■ Texto em estudo
──────────────────────────────
Serão necessários mais de 71 mil milhões de dólares nos próximos 10 anos para reabilitar e reconstruir a Faixa de Gaza devastada pela guerra, de acordo com uma avaliação da União Europeia e das Nações Unidas divulgada na segunda-feira.
Mais de dois anos de guerra no território palestiniano “resultaram numa perda de vidas sem precedentes e numa crise humanitária devastadora”, afirmaram as Nações Unidas e a União Europeia na sua Avaliação Rápida de Danos e Necessidades (RDNA) final de Gaza.
“As necessidades de recuperação e reconstrução são estimadas em aproximadamente 71,4 mil milhões de dólares”, refere a avaliação, preparada em colaboração com o Banco Mundial.
Grande parte de Gaza, incluindo escolas, hospitais e outras infra-estruturas públicas, foi reduzida a escombros pelos ataques israelitas.
A avaliação final determinou que são necessários 26,3 mil milhões de dólares nos primeiros 18 meses para restaurar serviços críticos, reconstruir infra-estruturas críticas e apoiar a recuperação económica.
“Os danos à infra-estrutura física são estimados em 35,2 mil milhões de dólares e as perdas económicas e sociais ascendem a 22,7 mil milhões de dólares”, refere o comunicado conjunto.
──────────────────────────────
■ Excertos das linhas
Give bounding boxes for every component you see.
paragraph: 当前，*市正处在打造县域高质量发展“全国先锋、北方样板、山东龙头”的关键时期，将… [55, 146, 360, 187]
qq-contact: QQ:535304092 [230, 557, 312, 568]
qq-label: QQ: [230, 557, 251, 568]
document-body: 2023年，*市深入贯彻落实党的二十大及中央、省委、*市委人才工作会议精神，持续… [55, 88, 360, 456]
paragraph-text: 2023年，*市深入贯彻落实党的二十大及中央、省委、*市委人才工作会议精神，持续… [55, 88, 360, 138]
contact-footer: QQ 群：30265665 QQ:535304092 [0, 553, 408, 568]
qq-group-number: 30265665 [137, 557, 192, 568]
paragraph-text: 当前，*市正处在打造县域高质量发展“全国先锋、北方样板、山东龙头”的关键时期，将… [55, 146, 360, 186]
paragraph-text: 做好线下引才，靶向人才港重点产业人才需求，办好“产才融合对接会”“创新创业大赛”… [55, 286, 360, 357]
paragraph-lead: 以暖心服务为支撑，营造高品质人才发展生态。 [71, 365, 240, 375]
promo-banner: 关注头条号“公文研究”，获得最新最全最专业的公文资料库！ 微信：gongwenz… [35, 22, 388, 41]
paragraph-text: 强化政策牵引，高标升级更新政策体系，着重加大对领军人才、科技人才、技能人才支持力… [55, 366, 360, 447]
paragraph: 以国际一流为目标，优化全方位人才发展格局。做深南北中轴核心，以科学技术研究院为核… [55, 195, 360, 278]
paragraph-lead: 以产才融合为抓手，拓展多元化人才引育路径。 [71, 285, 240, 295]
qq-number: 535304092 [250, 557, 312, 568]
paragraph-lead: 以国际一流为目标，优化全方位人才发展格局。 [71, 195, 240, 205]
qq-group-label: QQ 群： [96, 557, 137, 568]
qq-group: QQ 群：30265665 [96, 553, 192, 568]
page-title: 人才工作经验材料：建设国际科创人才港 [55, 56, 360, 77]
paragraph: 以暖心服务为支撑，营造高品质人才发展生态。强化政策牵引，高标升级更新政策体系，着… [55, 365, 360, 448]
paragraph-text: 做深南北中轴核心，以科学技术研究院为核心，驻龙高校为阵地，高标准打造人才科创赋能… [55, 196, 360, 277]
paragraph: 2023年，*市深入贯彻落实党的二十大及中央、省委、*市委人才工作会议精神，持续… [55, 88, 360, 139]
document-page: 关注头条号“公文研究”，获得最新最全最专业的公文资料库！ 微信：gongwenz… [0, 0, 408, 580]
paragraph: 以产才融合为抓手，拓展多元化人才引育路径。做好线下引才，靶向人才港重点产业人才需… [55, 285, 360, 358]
──────────────────────────────
■ Exercício 1
Edite o trecho do texto em estudo desde "Serão necessários mais" até "final de Gaza.", inclusive, trocando "segunda-feira" por "terça-feira".
■ Exercício 2
Indique, para cada afirmação, se está de acordo com o texto em estudo, respondendo sim ou não e citando as palavras do texto que o decidem.
(a) A avaliação foi preparada em colaboração com o Banco Mundial.
(b) Nos primeiros 18 meses são necessários 35,2 mil milhões de dólares.
(c) As perdas económicas e sociais ascendem a 22,7 mil milhões de dólares.
■ Exercício 3
Segundo o texto em estudo, em quanto são estimados os danos à infra-estrutura física?

■ Resposta 1
Serão necessários mais de 71 mil milhões de dólares nos próximos 10 anos para reabilitar e reconstruir a Faixa de Gaza devastada pela guerra, de acordo com uma avaliação da União Europeia e das Nações Unidas divulgada na terça-feira.
Mais de dois anos de guerra no território palestiniano “resultaram numa perda de vidas sem precedentes e numa crise humanitária devastadora”, afirmaram as Nações Unidas e a União Europeia na sua Avaliação Rápida de Danos e Necessidades (RDNA) final de Gaza.

■ Resposta 2
(a) Sim: "preparada em colaboração com o Banco Mundial".
(b) Não: "são necessários 26,3 mil milhões de dólares nos primeiros 18 meses".
(c) Sim: "as perdas económicas e sociais ascendem a 22,7 mil milhões de dólares".

■ Resposta 3
Em 35,2 mil milhões de dólares.